- BRIEF
Each line containing the word "Manager" should be found and copied.

::: INPUT ROWS

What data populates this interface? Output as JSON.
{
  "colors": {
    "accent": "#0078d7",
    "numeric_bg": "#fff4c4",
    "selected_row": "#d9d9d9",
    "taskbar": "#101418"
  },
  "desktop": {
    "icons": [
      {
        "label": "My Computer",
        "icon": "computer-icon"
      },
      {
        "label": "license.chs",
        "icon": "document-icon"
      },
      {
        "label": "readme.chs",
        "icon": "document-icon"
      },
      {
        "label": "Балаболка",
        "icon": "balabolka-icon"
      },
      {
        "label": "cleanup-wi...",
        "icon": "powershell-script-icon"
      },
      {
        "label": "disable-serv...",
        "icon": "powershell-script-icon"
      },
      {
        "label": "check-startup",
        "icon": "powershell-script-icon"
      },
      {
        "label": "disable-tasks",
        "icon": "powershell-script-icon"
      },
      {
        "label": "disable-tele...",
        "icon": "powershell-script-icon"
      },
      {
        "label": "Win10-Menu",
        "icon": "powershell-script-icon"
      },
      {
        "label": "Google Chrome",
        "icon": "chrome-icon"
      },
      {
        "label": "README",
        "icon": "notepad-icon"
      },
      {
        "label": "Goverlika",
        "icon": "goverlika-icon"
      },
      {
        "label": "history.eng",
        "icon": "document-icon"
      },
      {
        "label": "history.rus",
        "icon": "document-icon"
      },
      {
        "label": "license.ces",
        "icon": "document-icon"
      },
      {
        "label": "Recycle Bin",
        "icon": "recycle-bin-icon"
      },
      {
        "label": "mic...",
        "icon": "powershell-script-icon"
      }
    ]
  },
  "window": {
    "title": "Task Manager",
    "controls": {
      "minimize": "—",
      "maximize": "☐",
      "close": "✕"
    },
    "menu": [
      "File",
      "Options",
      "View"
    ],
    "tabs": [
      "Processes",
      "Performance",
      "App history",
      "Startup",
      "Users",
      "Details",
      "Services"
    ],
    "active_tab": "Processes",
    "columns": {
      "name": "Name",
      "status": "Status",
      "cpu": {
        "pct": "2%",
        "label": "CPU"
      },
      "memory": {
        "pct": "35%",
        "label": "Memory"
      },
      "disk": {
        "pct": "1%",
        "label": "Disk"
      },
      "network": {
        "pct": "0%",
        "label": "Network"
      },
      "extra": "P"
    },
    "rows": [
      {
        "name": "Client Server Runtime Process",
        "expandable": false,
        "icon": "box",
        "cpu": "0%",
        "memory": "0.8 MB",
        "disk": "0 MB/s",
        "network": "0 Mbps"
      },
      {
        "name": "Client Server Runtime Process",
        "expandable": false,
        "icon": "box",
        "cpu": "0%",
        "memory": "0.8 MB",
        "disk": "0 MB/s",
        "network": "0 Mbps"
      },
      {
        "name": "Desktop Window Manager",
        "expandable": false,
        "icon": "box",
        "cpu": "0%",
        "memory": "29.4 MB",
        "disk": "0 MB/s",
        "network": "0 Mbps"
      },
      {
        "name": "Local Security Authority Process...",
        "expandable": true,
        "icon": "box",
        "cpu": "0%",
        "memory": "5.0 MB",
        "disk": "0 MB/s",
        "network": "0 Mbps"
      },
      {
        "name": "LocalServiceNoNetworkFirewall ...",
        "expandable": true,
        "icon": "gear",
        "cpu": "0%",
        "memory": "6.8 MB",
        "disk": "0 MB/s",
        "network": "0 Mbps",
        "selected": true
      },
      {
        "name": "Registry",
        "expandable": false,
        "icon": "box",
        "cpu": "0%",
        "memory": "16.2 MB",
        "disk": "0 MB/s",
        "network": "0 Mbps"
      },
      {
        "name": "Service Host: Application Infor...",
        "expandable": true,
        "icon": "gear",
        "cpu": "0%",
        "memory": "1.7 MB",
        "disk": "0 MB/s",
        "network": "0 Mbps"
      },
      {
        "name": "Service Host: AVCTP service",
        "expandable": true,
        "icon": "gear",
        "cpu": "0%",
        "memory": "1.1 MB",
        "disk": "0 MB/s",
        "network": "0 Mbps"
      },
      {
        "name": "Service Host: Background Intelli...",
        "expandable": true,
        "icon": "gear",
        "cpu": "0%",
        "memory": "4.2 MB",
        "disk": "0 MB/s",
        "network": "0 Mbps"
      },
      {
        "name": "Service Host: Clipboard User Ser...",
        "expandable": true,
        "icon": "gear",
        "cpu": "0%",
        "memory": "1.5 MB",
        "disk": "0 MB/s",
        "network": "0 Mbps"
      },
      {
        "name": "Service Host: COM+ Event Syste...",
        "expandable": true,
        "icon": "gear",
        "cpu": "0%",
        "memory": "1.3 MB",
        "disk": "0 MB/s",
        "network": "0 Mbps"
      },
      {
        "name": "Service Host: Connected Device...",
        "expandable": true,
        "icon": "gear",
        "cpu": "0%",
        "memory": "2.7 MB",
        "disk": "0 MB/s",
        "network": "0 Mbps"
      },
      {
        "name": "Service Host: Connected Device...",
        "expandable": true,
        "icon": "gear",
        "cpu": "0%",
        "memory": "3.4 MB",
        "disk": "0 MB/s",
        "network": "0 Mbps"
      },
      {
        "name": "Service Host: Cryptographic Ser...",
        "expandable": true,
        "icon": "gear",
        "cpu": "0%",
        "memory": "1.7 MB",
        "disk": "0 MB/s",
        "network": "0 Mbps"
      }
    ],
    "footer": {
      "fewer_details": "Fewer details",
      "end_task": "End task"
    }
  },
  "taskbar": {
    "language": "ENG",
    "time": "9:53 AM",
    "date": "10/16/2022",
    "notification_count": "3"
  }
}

::::::

- TASK RESULT
    "title": "Task Manager",
        "name": "Desktop Window Manager",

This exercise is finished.